__Source passage__:
# # # #

# Immersions, submersions, embeddings

Some tldr-excerpts from Lee and Spivak formalizing embeddings and stuff.

Topological embedding -- an injective continuous map $f: A\to X$ that is also a homeomorphism onto its image $f(A)$. We can think of $f(A)$ "as a homeomorphic copy of $A$ in $X$" (Lee, 2011).

A smooth map $F: M\to N$ is said to have rank $k$ at $p \in M$ if the linear map ${F_*}_{T_p M}$ ( the pushforward) has rank $k$. $F$ is of constant rank $k$ if it is of rank $k$ at every point.

Immersion -- smooth map $F:M \to N$ whose pushforward $F_*$ is injective at every point, that is $\operatorname{rank} F = \operatorname{dim} M$.

Submersion -- smooth map $F:M \to N$ whose pushforward is surjective at every point, that is $\operatorname{rank} F = \operatorname{dim} N$.

(Smooth) Embedding (of a manifold) -- an injective immersion $F: M\to N$ that is also a topological embedding.

# # # #

__Problems and tasks__:
#1 According to the passage on immersions, submersions, and embeddings, when is a smooth map said to be of constant rank k?
#2 Quote the passage on immersions, submersions, and embeddings from "# Immersions, submersions, embeddings" to "at every point.".
The listing after this sentence plays no role in the exercise.

# # # #

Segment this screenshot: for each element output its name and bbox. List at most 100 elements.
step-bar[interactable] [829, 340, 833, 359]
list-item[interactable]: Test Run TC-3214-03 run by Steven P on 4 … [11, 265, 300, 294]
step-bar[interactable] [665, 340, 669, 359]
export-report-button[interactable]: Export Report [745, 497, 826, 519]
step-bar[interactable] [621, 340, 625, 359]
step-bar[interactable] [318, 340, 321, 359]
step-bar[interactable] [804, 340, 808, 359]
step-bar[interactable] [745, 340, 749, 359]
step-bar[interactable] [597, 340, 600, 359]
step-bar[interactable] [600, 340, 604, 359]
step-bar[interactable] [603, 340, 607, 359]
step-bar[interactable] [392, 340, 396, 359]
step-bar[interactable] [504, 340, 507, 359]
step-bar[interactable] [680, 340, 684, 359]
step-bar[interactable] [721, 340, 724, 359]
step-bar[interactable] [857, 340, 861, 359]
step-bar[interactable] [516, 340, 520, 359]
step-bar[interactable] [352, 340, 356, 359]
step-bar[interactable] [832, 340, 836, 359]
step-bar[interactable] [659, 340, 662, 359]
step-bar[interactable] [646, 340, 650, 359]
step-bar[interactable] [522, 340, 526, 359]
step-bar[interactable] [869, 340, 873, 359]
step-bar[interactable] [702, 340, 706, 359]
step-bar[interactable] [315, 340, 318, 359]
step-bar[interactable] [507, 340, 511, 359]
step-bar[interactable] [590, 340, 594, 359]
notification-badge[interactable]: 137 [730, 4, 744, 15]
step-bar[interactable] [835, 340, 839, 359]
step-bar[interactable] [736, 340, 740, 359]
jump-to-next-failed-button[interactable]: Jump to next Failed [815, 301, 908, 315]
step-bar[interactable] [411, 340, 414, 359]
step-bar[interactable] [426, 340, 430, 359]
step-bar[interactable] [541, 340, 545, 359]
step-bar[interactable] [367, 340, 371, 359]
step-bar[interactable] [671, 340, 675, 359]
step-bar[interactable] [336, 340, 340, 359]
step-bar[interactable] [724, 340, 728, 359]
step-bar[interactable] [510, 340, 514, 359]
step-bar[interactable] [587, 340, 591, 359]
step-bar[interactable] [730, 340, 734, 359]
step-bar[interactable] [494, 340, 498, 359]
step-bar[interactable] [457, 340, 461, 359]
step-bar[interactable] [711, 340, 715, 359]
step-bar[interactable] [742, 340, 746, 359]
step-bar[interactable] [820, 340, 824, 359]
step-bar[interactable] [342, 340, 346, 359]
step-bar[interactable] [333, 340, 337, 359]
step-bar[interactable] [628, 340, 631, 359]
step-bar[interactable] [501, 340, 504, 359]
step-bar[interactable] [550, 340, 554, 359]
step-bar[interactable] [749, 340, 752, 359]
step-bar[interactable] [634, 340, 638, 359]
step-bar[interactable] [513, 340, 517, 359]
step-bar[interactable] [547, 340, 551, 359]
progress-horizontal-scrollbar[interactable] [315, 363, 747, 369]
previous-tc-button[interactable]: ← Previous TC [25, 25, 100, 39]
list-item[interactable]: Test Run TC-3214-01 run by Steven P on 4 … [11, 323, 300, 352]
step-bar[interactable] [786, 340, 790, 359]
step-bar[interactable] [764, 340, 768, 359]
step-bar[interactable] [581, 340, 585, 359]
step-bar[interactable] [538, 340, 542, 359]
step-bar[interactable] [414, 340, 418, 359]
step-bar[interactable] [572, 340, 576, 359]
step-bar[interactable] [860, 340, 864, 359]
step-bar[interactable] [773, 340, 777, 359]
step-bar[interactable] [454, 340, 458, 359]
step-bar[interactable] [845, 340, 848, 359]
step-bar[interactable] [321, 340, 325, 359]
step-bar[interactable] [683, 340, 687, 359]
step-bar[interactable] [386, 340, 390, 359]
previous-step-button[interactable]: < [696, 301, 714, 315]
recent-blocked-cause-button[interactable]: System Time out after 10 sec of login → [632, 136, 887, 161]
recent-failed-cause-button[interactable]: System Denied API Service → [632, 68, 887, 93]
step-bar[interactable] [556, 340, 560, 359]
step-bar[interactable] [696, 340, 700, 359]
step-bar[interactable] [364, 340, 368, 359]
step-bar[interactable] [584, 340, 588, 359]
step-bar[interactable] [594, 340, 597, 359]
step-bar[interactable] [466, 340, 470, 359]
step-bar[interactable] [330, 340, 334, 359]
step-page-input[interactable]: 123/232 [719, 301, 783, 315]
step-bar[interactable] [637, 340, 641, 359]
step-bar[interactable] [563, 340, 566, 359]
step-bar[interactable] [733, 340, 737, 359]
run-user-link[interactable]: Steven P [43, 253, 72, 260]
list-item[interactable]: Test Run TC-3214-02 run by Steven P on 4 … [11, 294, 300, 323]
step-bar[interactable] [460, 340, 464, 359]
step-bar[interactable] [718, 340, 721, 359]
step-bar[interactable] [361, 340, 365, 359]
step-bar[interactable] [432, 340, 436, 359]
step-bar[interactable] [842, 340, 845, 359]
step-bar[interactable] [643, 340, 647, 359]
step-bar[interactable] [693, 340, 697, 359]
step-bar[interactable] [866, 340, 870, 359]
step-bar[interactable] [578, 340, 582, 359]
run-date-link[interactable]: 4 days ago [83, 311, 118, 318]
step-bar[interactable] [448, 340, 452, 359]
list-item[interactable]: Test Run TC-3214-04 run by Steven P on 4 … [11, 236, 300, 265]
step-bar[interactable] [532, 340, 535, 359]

# # # #

__Answers to the tasks__:
#1 When it is of rank k at every point.

#2
# Immersions, submersions, embeddings

Some tldr-excerpts from Lee and Spivak formalizing embeddings and stuff.

Topological embedding -- an injective continuous map $f: A\to X$ that is also a homeomorphism onto its image $f(A)$. We can think of $f(A)$ "as a homeomorphic copy of $A$ in $X$" (Lee, 2011).

A smooth map $F: M\to N$ is said to have rank $k$ at $p \in M$ if the linear map ${F_*}_{T_p M}$ ( the pushforward) has rank $k$. $F$ is of constant rank $k$ if it is of rank $k$ at every point.